DIRECTION
Write out the whole listing again, exactly.

INFORMATION SHOWN
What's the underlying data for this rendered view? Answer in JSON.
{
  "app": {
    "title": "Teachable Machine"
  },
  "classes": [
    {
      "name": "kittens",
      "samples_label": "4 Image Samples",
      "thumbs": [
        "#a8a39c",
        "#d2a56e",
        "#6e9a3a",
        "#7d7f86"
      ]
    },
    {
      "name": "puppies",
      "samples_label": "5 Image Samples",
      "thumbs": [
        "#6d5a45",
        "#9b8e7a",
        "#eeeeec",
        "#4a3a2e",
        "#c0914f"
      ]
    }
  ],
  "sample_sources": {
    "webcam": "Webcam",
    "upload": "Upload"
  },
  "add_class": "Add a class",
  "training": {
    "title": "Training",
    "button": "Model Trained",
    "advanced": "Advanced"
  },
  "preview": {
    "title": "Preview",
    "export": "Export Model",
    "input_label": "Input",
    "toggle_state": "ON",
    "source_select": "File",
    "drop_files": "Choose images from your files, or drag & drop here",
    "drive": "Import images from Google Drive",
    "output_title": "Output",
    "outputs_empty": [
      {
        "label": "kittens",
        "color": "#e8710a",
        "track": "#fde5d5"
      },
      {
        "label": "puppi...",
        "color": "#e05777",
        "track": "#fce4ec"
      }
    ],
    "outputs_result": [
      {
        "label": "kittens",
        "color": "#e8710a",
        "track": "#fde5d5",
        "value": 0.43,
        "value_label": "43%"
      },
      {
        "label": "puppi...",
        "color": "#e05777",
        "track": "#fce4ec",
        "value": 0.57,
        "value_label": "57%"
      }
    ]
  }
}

ANSWER IN FULL
What's the underlying data for this rendered view? Answer in JSON.
{
  "app": {
    "title": "Teachable Machine"
  },
  "classes": [
    {
      "name": "kittens",
      "samples_label": "4 Image Samples",
      "thumbs": [
        "#a8a39c",
        "#d2a56e",
        "#6e9a3a",
        "#7d7f86"
      ]
    },
    {
      "name": "puppies",
      "samples_label": "5 Image Samples",
      "thumbs": [
        "#6d5a45",
        "#9b8e7a",
        "#eeeeec",
        "#4a3a2e",
        "#c0914f"
      ]
    }
  ],
  "sample_sources": {
    "webcam": "Webcam",
    "upload": "Upload"
  },
  "add_class": "Add a class",
  "training": {
    "title": "Training",
    "button": "Model Trained",
    "advanced": "Advanced"
  },
  "preview": {
    "title": "Preview",
    "export": "Export Model",
    "input_label": "Input",
    "toggle_state": "ON",
    "source_select": "File",
    "drop_files": "Choose images from your files, or drag & drop here",
    "drive": "Import images from Google Drive",
    "output_title": "Output",
    "outputs_empty": [
      {
        "label": "kittens",
        "color": "#e8710a",
        "track": "#fde5d5"
      },
      {
        "label": "puppi...",
        "color": "#e05777",
        "track": "#fce4ec"
      }
    ],
    "outputs_result": [
      {
        "label": "kittens",
        "color": "#e8710a",
        "track": "#fde5d5",
        "value": 0.43,
        "value_label": "43%"
      },
      {
        "label": "puppi...",
        "color": "#e05777",
        "track": "#fce4ec",
        "value": 0.57,
        "value_label": "57%"
      }
    ]
  }
}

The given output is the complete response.